#### TEXTE FOURNI ####

Une maison sans maison

par Patrice Luchet, directeur de la Maison de la poésie de Bordeaux

Depuis avril 2022, Bordeaux s’est dotée d’une maison de la poésie, jusque-là rien n’est d’étonnant en effet les grandes villes, pour la plupart, couvrent ce champ de la littérature.

Alors qu’est-ce qu’une maison de la poésie à la mode bordelaise, d’abord c’est une maison sans maison. Étonnant. Et pourtant possible. Ici, on construit, partenariat après partenariat, avec nombre d’opérateurs culturels comme les Escales du livre, le festival Chahut, la Villa Valmont, les Douves, les Avant-Postes, le chalet Mauriac mais aussi un ensemble de villes du département girondin et de départements limitrophes. Avec cette exigence propre aux partenariats de se fondre dans la programmation de nos partenaires, et apporter notre expertise, si on le peut. Proposer un modèle qui lie avec énergie et avec enthousiasme l’aspect culturel, éducatif, pédagogique et social nous importe car la poésie peut investir tous ces espaces. Ainsi nous diffusons des lectures effectuées par les auteurs et les autrices eux-mêmes de leurs propres textes de poésie. Nous proposons aux poétesses et aux poètes de lire elles-mêmes, de lire eux-mêmes leurs poésies. Juste le texte brut issu du corps, de la voix des poétesses et des poètes, une voix de l’écrit parfois puissante, parfois fragile mais toujours sincère, directe et sans jeu, on peut citer les dernières lectures d’Héloïse Brézillon, de Frédéric Dumont, d’Aurélie Foglia, de Maxime Hortense Pascal, de Dorothée Volut de Stéphanie Vovor, entre autres.

Nous proposons aussi de diffuser des duos entre la poésie et d’autres pratiques, comme la bande dessinée, la musique, la danse ou la photographie. Parfois cette diffusion s’appuie sur un temps de création, nous allons ainsi solliciter un poète ou une poétesse à travailler avec un artiste ou une artiste pour créer ensemble une forme qui sera diffusée lors d’une de nos soirées. Pour citer quelques exemples la lecture poétique dessinée de Frédéric Soumagne et Laureline Matuissi, la lecture photographique d’Ysiaka Anam et de Ken Wong-Youk-Kong, quelques exemples qui auront marqué ces derniers mois de travail. Nous pensons d’ailleurs que ces formes hybrides aussi appelées arts littéraires, permettent à un public éloigné de la poésie de venir découvrir par le biais de la musique ou d’autres supports ce que peut être la poésie ou plus exactement les poésies actuelles. En effet, un des autres enjeux de notre travail est de montrer une diversité des formes poétiques, allant de la poésie documentaire, objectiviste à des textes plus expérimentaux, parfois très sonores, performatifs, tout autant que des poésies, qui peuvent sembler plus accessibles, de l’intime mais aussi les poésies qui disent notre société et tous les combats à mener pour la faire avancer. Il y a sûrement un point commun à tout ce que nous essayons de montrer, c’est le travail des poétesses et des poètes sur la forme de leur texte.

#### LIGNES DE DONNÉES ####

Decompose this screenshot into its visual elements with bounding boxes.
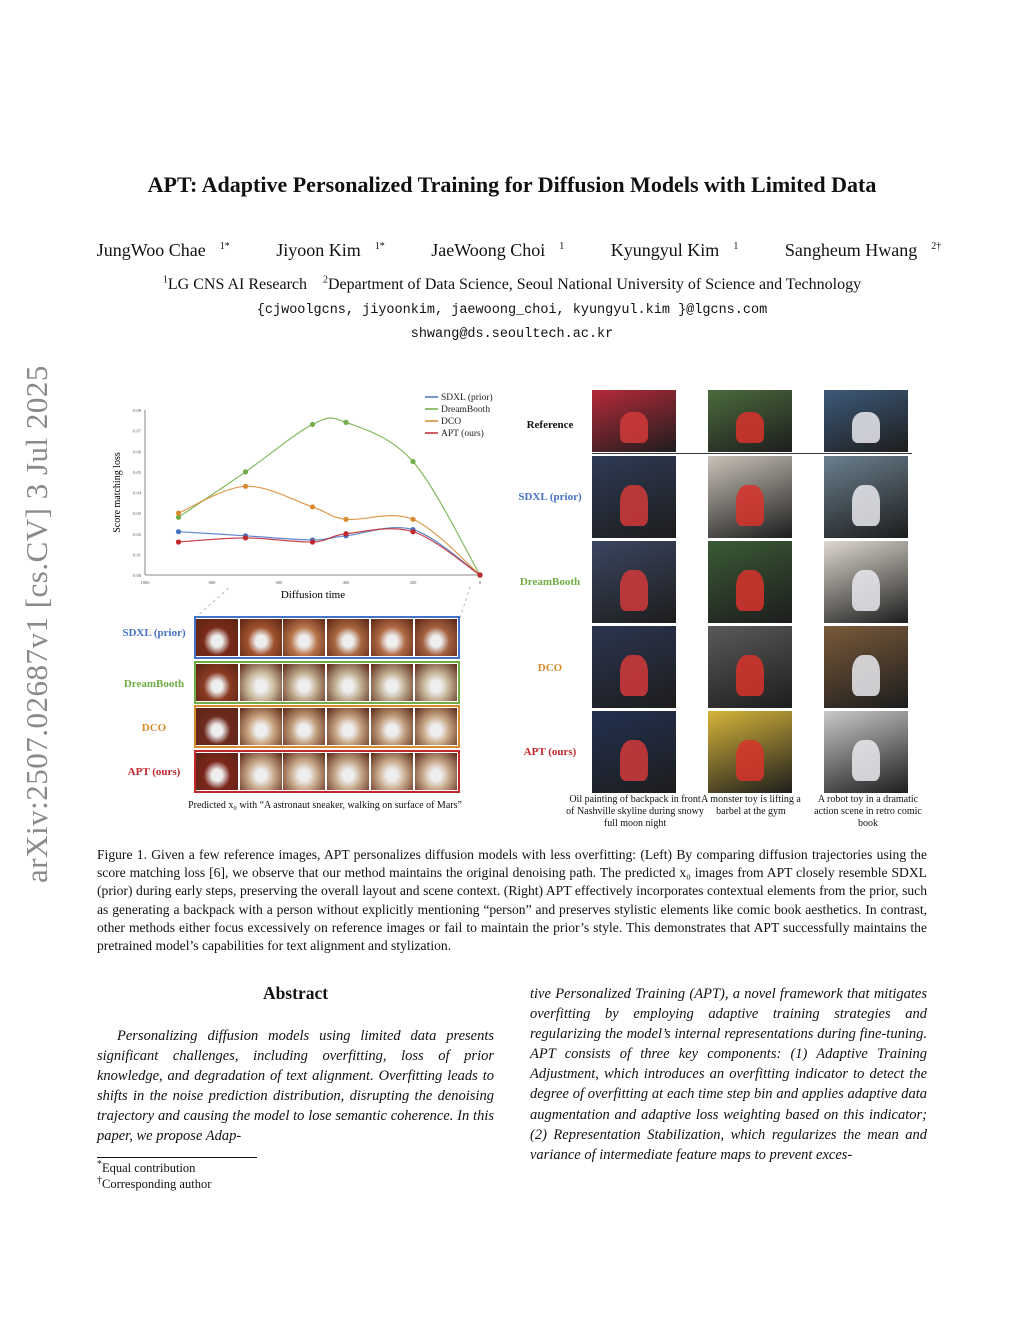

####

- [SÉRIE D'EXERCICES]:
• 1. Veuillez mettre à jour le passage du texte fourni allant de « par Patrice Luchet, directeur » jusqu'à « de la littérature. », en remplaçant « grandes villes » par « métropoles ».
• 2. D'après le texte fourni, depuis quand Bordeaux possède-t-elle une maison de la poésie ?
Les données n'ont aucun rôle dans cet exercice.

- [CORRIGÉS DÉTAILLÉS]:
• 1.
par Patrice Luchet, directeur de la Maison de la poésie de Bordeaux

Depuis avril 2022, Bordeaux s’est dotée d’une maison de la poésie, jusque-là rien n’est d’étonnant en effet les métropoles, pour la plupart, couvrent ce champ de la littérature.

• 2. Depuis avril 2022.